— START Material shown —

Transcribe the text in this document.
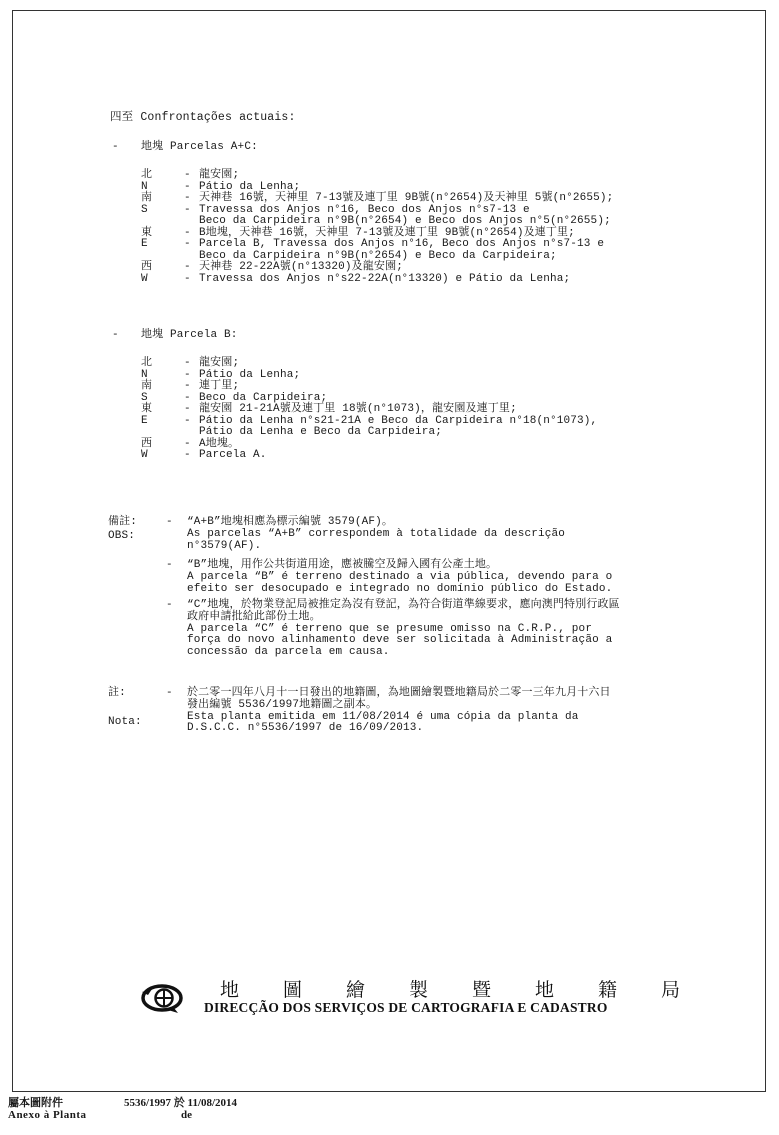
四至 Confrontações actuais:
- 地塊 Parcelas A+C:
北	- 龍安園;
N	- Pátio da Lenha;
南	- 天神巷 16號，天神里 7-13號及連丁里 9B號(n°2654)及天神里 5號(n°2655);
S	- Travessa dos Anjos n°16, Beco dos Anjos n°s7-13 e
Beco da Carpideira n°9B(n°2654) e Beco dos Anjos n°5(n°2655);
東	- B地塊，天神巷 16號，天神里 7-13號及連丁里 9B號(n°2654)及連丁里;
E	- Parcela B, Travessa dos Anjos n°16, Beco dos Anjos n°s7-13 e
Beco da Carpideira n°9B(n°2654) e Beco da Carpideira;
西	- 天神巷 22-22A號(n°13320)及龍安園;
W	- Travessa dos Anjos n°s22-22A(n°13320) e Pátio da Lenha;
- 地塊 Parcela B:
北	- 龍安園;
N	- Pátio da Lenha;
南	- 連丁里;
S	- Beco da Carpideira;
東	- 龍安園 21-21A號及連丁里 18號(n°1073)，龍安園及連丁里;
E	- Pátio da Lenha n°s21-21A e Beco da Carpideira n°18(n°1073),
Pátio da Lenha e Beco da Carpideira;
西	- A地塊。
W	- Parcela A.
備註:
OBS:
- “A+B”地塊相應為標示編號 3579(AF)。
As parcelas “A+B” correspondem à totalidade da descrição
n°3579(AF).
- “B”地塊，用作公共街道用途，應被騰空及歸入國有公產土地。
A parcela “B” é terreno destinado a via pública, devendo para o
efeito ser desocupado e integrado no domínio público do Estado.
- “C”地塊，於物業登記局被推定為沒有登記，為符合街道準線要求，應向澳門特別行政區
政府申請批給此部份土地。
A parcela “C” é terreno que se presume omisso na C.R.P., por
força do novo alinhamento deve ser solicitada à Administração a
concessão da parcela em causa.
註:
Nota:
- 於二零一四年八月十一日發出的地籍圖，為地圖繪製暨地籍局於二零一三年九月十六日
發出編號 5536/1997地籍圖之副本。
Esta planta emitida em 11/08/2014 é uma cópia da planta da
D.S.C.C. n°5536/1997 de 16/09/2013.
地圖繪製暨地籍局
DIRECÇÃO DOS SERVIÇOS DE CARTOGRAFIA E CADASTRO
屬本圖附件
Anexo à Planta
5536/1997 於 11/08/2014
de
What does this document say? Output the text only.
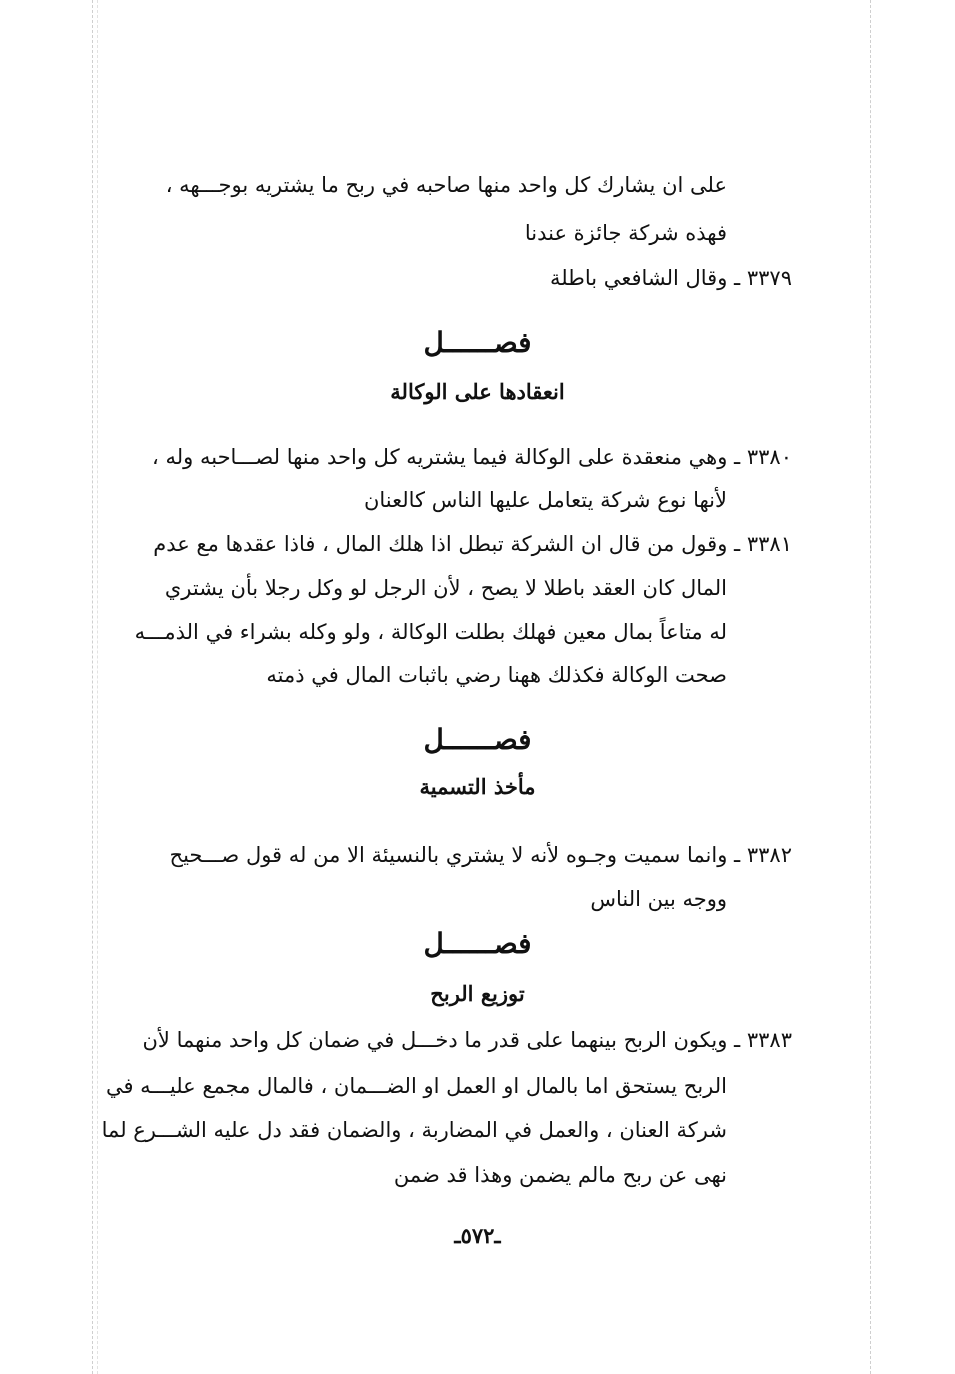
على ان يشارك كل واحد منها صاحبه في ربح ما يشتريه بوجـــهه ،
فهذه شركة جائزة عندنا
٣٣٧٩ ـ وقال الشافعي باطلة
فصــــــل
انعقادها على الوكالة
٣٣٨٠ ـ وهي منعقدة على الوكالة فيما يشتريه كل واحد منها لصـــاحبه وله ،
لأنها نوع شركة يتعامل عليها الناس كالعنان
٣٣٨١ ـ وقول من قال ان الشركة تبطل اذا هلك المال ، فاذا عقدها مع عدم
المال كان العقد باطلا لا يصح ، لأن الرجل لو وكل رجلا بأن يشتري
له متاعاً بمال معين فهلك بطلت الوكالة ، ولو وكله بشراء في الذمـــه
صحت الوكالة فكذلك ههنا رضي باثبات المال في ذمته
فصــــــل
مأخذ التسمية
٣٣٨٢ ـ وانما سميت وجـوه لأنه لا يشتري بالنسيئة الا من له قول صـــحيح
ووجه بين الناس
فصــــــل
توزيع الربح
٣٣٨٣ ـ ويكون الربح بينهما على قدر ما دخـــل في ضمان كل واحد منهما لأن
الربح يستحق اما بالمال او العمل او الضـــمان ، فالمال مجمع عليـــه في
شركة العنان ، والعمل في المضاربة ، والضمان فقد دل عليه الشـــرع لما
نهى عن ربح مالم يضمن وهذا قد ضمن
ـ٥٧٢ـ
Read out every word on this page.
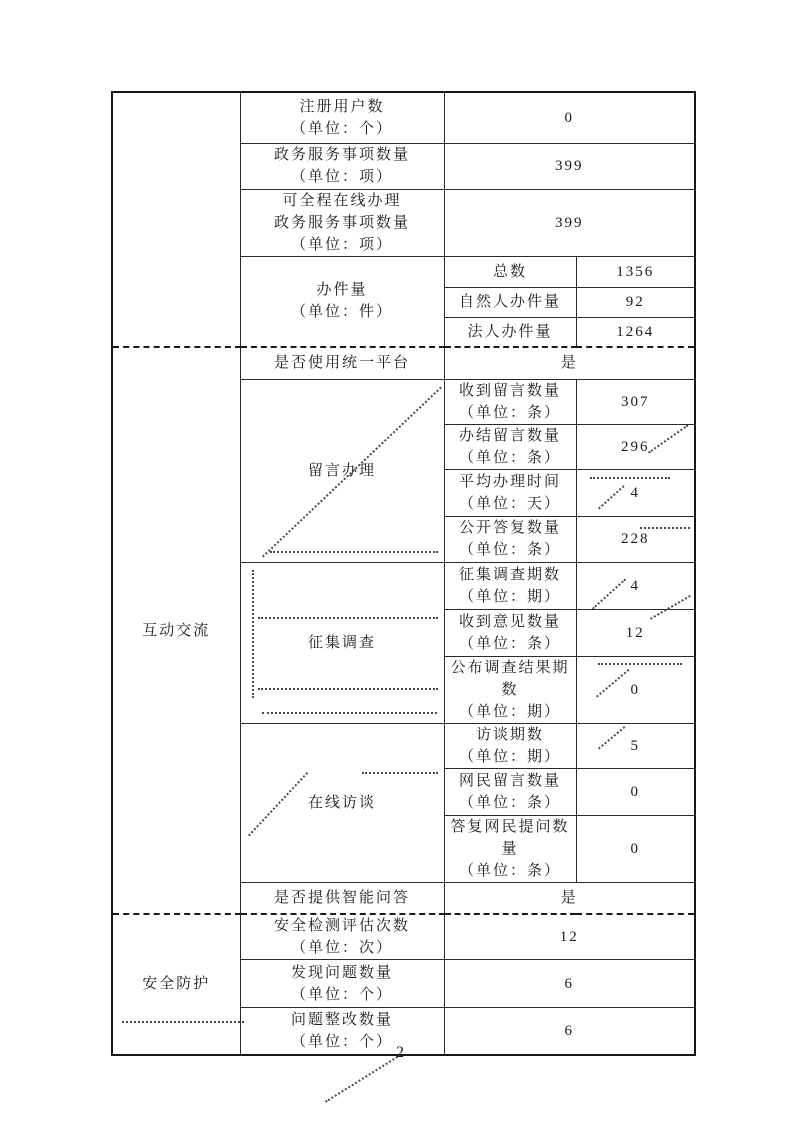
	注册用户数
（单位：个）	0	

	政务服务事项数量
（单位：项）	399	

	可全程在线办理
政务服务事项数量
（单位：项）	399	

	办件量
（单位：件）	总数	1356
		自然人办件量	92
		法人办件量	1264
互动交流	是否使用统一平台	是	
	留言办理	收到留言数量
（单位：条）	307

		办结留言数量
（单位：条）	296

		平均办理时间
（单位：天）	4

		公开答复数量
（单位：条）	228
	征集调查	征集调查期数
（单位：期）	4

		收到意见数量
（单位：条）	12

		公布调查结果期数
（单位：期）	0
	在线访谈	访谈期数
（单位：期）	5

		网民留言数量
（单位：条）	0

		答复网民提问数量
（单位：条）	0
	是否提供智能问答	是	
安全防护	安全检测评估次数
（单位：次）	12	

	发现问题数量
（单位：个）	6	

	问题整改数量
（单位：个）	6	
2
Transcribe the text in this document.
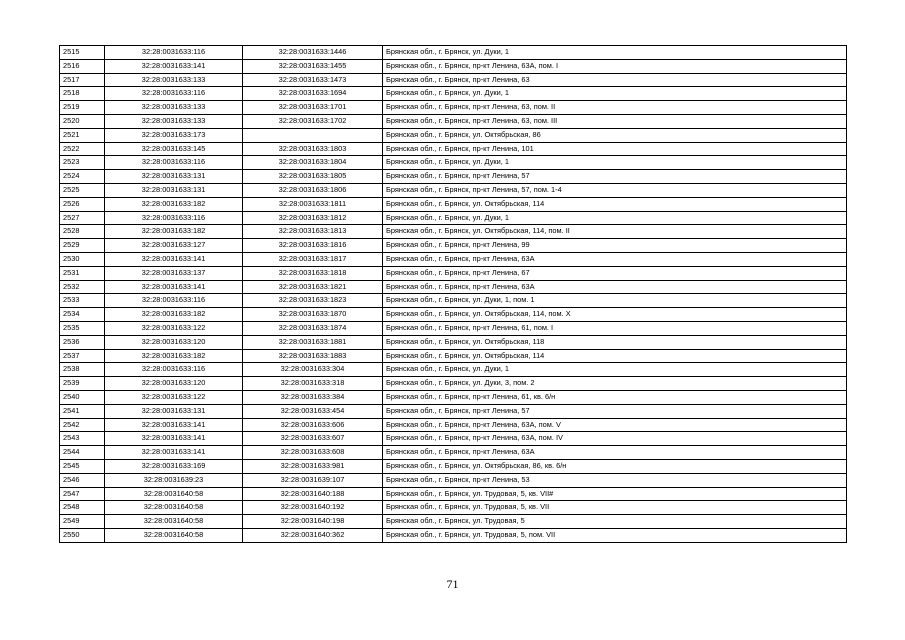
2515	32:28:0031633:116	32:28:0031633:1446	Брянская обл., г. Брянск, ул. Дуки, 1
2516	32:28:0031633:141	32:28:0031633:1455	Брянская обл., г. Брянск, пр-кт Ленина, 63А, пом. I
2517	32:28:0031633:133	32:28:0031633:1473	Брянская обл., г. Брянск, пр-кт Ленина, 63
2518	32:28:0031633:116	32:28:0031633:1694	Брянская обл., г. Брянск, ул. Дуки, 1
2519	32:28:0031633:133	32:28:0031633:1701	Брянская обл., г. Брянск, пр-кт Ленина, 63, пом. II
2520	32:28:0031633:133	32:28:0031633:1702	Брянская обл., г. Брянск, пр-кт Ленина, 63, пом. III
2521	32:28:0031633:173		Брянская обл., г. Брянск, ул. Октябрьская, 86
2522	32:28:0031633:145	32:28:0031633:1803	Брянская обл., г. Брянск, пр-кт Ленина, 101
2523	32:28:0031633:116	32:28:0031633:1804	Брянская обл., г. Брянск, ул. Дуки, 1
2524	32:28:0031633:131	32:28:0031633:1805	Брянская обл., г. Брянск, пр-кт Ленина, 57
2525	32:28:0031633:131	32:28:0031633:1806	Брянская обл., г. Брянск, пр-кт Ленина, 57, пом. 1-4
2526	32:28:0031633:182	32:28:0031633:1811	Брянская обл., г. Брянск, ул. Октябрьская, 114
2527	32:28:0031633:116	32:28:0031633:1812	Брянская обл., г. Брянск, ул. Дуки, 1
2528	32:28:0031633:182	32:28:0031633:1813	Брянская обл., г. Брянск, ул. Октябрьская, 114, пом. II
2529	32:28:0031633:127	32:28:0031633:1816	Брянская обл., г. Брянск, пр-кт Ленина, 99
2530	32:28:0031633:141	32:28:0031633:1817	Брянская обл., г. Брянск, пр-кт Ленина, 63А
2531	32:28:0031633:137	32:28:0031633:1818	Брянская обл., г. Брянск, пр-кт Ленина, 67
2532	32:28:0031633:141	32:28:0031633:1821	Брянская обл., г. Брянск, пр-кт Ленина, 63А
2533	32:28:0031633:116	32:28:0031633:1823	Брянская обл., г. Брянск, ул. Дуки, 1, пом. 1
2534	32:28:0031633:182	32:28:0031633:1870	Брянская обл., г. Брянск, ул. Октябрьская, 114, пом. X
2535	32:28:0031633:122	32:28:0031633:1874	Брянская обл., г. Брянск, пр-кт Ленина, 61, пом. I
2536	32:28:0031633:120	32:28:0031633:1881	Брянская обл., г. Брянск, ул. Октябрьская, 118
2537	32:28:0031633:182	32:28:0031633:1883	Брянская обл., г. Брянск, ул. Октябрьская, 114
2538	32:28:0031633:116	32:28:0031633:304	Брянская обл., г. Брянск, ул. Дуки, 1
2539	32:28:0031633:120	32:28:0031633:318	Брянская обл., г. Брянск, ул. Дуки, 3, пом. 2
2540	32:28:0031633:122	32:28:0031633:384	Брянская обл., г. Брянск, пр-кт Ленина, 61, кв. 6/н
2541	32:28:0031633:131	32:28:0031633:454	Брянская обл., г. Брянск, пр-кт Ленина, 57
2542	32:28:0031633:141	32:28:0031633:606	Брянская обл., г. Брянск, пр-кт Ленина, 63А, пом. V
2543	32:28:0031633:141	32:28:0031633:607	Брянская обл., г. Брянск, пр-кт Ленина, 63А, пом. IV
2544	32:28:0031633:141	32:28:0031633:608	Брянская обл., г. Брянск, пр-кт Ленина, 63А
2545	32:28:0031633:169	32:28:0031633:981	Брянская обл., г. Брянск, ул. Октябрьская, 86, кв. 6/н
2546	32:28:0031639:23	32:28:0031639:107	Брянская обл., г. Брянск, пр-кт Ленина, 53
2547	32:28:0031640:58	32:28:0031640:188	Брянская обл., г. Брянск, ул. Трудовая, 5, кв. VII#
2548	32:28:0031640:58	32:28:0031640:192	Брянская обл., г. Брянск, ул. Трудовая, 5, кв. VII
2549	32:28:0031640:58	32:28:0031640:198	Брянская обл., г. Брянск, ул. Трудовая, 5
2550	32:28:0031640:58	32:28:0031640:362	Брянская обл., г. Брянск, ул. Трудовая, 5, пом. VII
71
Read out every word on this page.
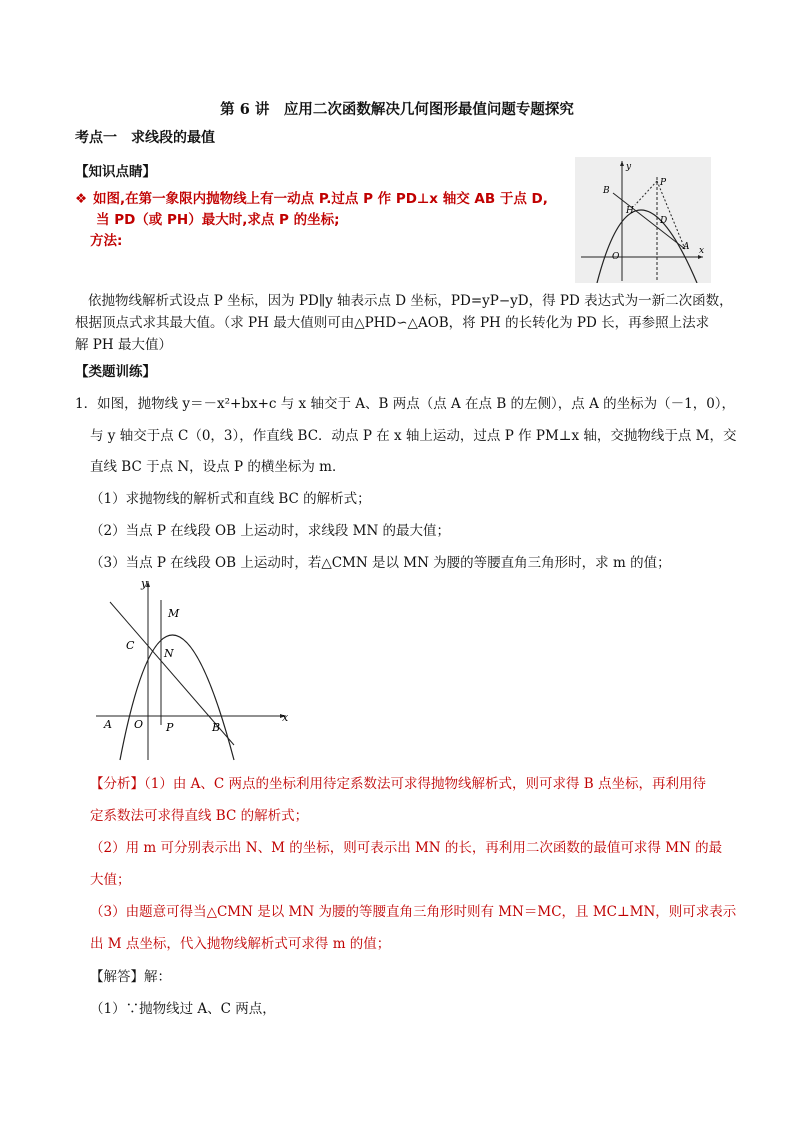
第 6 讲　应用二次函数解决几何图形最值问题专题探究
考点一　求线段的最值
【知识点睛】
❖ 如图,在第一象限内抛物线上有一动点 P.过点 P 作 PD⊥x 轴交 AB 于点 D,
当 PD（或 PH）最大时,求点 P 的坐标;
方法:
y
B
P
H
D
O
A x
依抛物线解析式设点 P 坐标，因为 PD∥y 轴表示点 D 坐标，PD=yP−yD，得 PD 表达式为一新二次函数，
根据顶点式求其最大值。（求 PH 最大值则可由△PHD∽△AOB，将 PH 的长转化为 PD 长，再参照上法求
解 PH 最大值）
【类题训练】
1．如图，抛物线 y＝－x²+bx+c 与 x 轴交于 A、B 两点（点 A 在点 B 的左侧），点 A 的坐标为（－1，0），
与 y 轴交于点 C（0，3），作直线 BC．动点 P 在 x 轴上运动，过点 P 作 PM⊥x 轴，交抛物线于点 M，交
直线 BC 于点 N，设点 P 的横坐标为 m．
（1）求抛物线的解析式和直线 BC 的解析式；
（2）当点 P 在线段 OB 上运动时，求线段 MN 的最大值；
（3）当点 P 在线段 OB 上运动时，若△CMN 是以 MN 为腰的等腰直角三角形时，求 m 的值；
y
M
C
N
A O P	B
x
【分析】（1）由 A、C 两点的坐标利用待定系数法可求得抛物线解析式，则可求得 B 点坐标，再利用待
定系数法可求得直线 BC 的解析式；
（2）用 m 可分别表示出 N、M 的坐标，则可表示出 MN 的长，再利用二次函数的最值可求得 MN 的最
大值；
（3）由题意可得当△CMN 是以 MN 为腰的等腰直角三角形时则有 MN＝MC，且 MC⊥MN，则可求表示
出 M 点坐标，代入抛物线解析式可求得 m 的值；
【解答】解：
（1）∵抛物线过 A、C 两点，
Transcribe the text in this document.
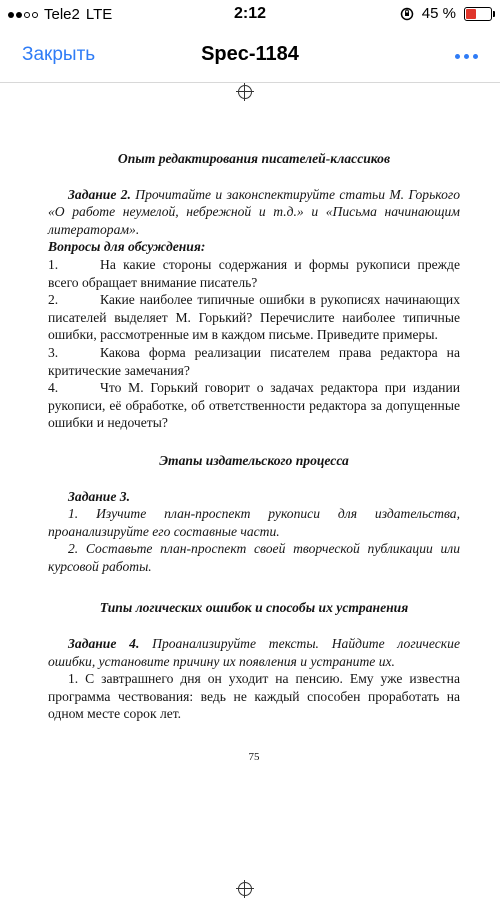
Tele2 LTE	2:12	45 %
Закрыть	Spec-1184

Опыт редактирования писателей-классиков

Задание 2. Прочитайте и законспектируйте статьи М. Горького «О работе неумелой, небрежной и т.д.» и «Письма начинающим литераторам».

Вопросы для обсуждения:

1.	На какие стороны содержания и формы рукописи прежде всего обращает внимание писатель?

2.	Какие наиболее типичные ошибки в рукописях начинающих писателей выделяет М. Горький? Перечислите наиболее типичные ошибки, рассмотренные им в каждом письме. Приведите примеры.

3.	Какова форма реализации писателем права редактора на критические замечания?

4.	Что М. Горький говорит о задачах редактора при издании рукописи, её обработке, об ответственности редактора за допущенные ошибки и недочеты?

Этапы издательского процесса

Задание 3.

1. Изучите план-проспект рукописи для издательства, проанализируйте его составные части.

2. Составьте план-проспект своей творческой публикации или курсовой работы.

Типы логических ошибок и способы их устранения

Задание 4. Проанализируйте тексты. Найдите логические ошибки, установите причину их появления и устраните их.

1. С завтрашнего дня он уходит на пенсию. Ему уже известна программа чествования: ведь не каждый способен проработать на одном месте сорок лет.

75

— END Material shown —

• **Problem statement**
Using the listing, collect all lines in which the string "的解析式" is found.

• **Response**
（1）求抛物线的解析式和直线 BC 的解析式；
定系数法可求得直线 BC 的解析式；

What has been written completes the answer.